(Records about charts and figures)
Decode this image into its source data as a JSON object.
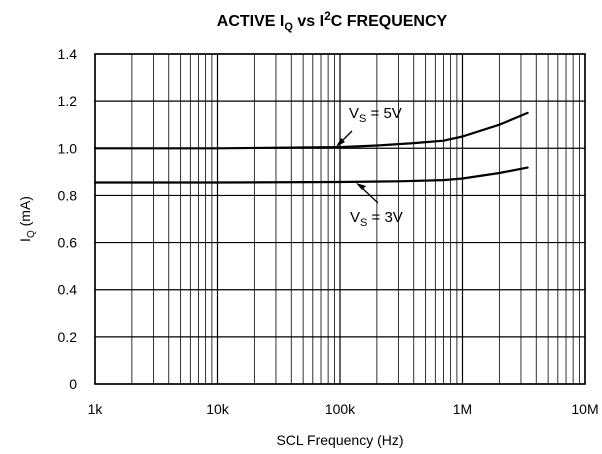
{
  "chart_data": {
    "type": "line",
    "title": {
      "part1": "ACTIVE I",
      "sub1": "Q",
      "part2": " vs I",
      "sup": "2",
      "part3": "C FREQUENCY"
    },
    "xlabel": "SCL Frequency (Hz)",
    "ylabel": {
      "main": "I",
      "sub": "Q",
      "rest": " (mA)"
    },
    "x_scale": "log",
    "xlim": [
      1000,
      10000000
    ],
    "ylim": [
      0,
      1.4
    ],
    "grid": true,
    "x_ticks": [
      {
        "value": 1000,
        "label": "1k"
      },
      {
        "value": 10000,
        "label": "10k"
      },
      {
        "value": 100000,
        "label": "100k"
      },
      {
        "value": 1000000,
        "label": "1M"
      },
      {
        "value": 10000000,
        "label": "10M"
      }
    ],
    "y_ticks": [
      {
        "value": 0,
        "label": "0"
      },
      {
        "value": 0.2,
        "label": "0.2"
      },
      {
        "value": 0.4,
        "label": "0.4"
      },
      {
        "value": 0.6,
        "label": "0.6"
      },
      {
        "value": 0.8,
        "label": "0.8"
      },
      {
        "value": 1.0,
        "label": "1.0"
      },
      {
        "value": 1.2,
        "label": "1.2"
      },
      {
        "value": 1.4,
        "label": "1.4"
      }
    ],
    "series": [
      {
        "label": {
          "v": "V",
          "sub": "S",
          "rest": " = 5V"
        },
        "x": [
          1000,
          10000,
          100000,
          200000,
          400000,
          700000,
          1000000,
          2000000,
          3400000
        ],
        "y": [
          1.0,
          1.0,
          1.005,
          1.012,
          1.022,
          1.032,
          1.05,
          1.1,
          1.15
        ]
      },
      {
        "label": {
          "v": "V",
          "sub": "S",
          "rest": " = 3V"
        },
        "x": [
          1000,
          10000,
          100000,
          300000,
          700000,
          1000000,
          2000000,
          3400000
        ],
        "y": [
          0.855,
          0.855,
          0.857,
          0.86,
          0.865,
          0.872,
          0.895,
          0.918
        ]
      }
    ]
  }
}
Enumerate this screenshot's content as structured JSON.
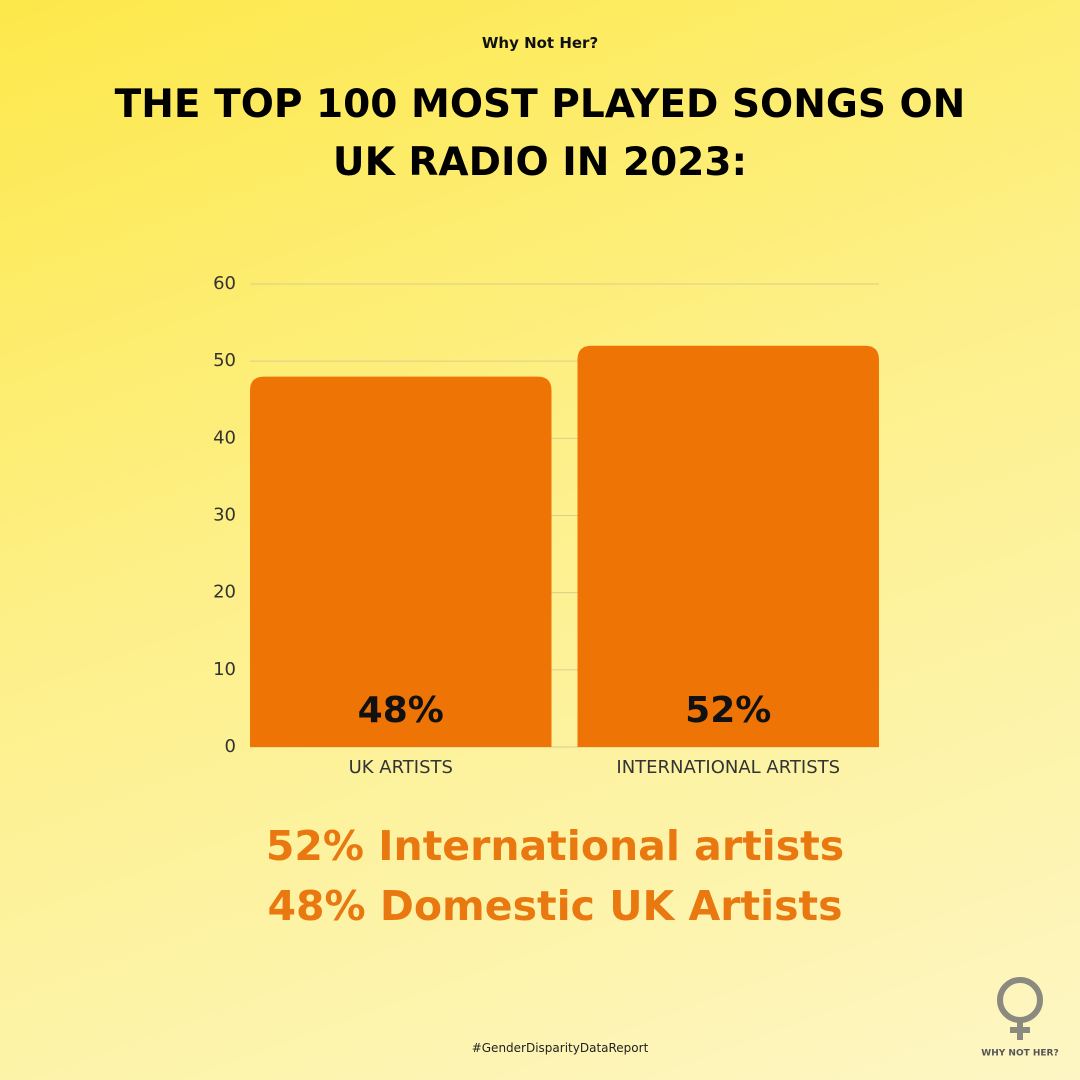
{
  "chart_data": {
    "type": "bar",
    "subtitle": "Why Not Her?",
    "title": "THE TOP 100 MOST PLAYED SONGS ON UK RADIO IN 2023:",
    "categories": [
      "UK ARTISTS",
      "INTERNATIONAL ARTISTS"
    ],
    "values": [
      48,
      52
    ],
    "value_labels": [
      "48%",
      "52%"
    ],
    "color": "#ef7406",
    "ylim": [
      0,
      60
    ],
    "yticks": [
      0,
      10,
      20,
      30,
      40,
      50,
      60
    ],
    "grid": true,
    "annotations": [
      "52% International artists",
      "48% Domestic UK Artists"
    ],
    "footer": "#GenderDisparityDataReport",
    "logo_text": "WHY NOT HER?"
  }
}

### [WHAT THE TASK ASKS]
Read through the entries and copy every line that includes "this".

### [ANSWER]
Decode this image into its source data as a JSON object.
Enumerate this screenshot's content as structured JSON.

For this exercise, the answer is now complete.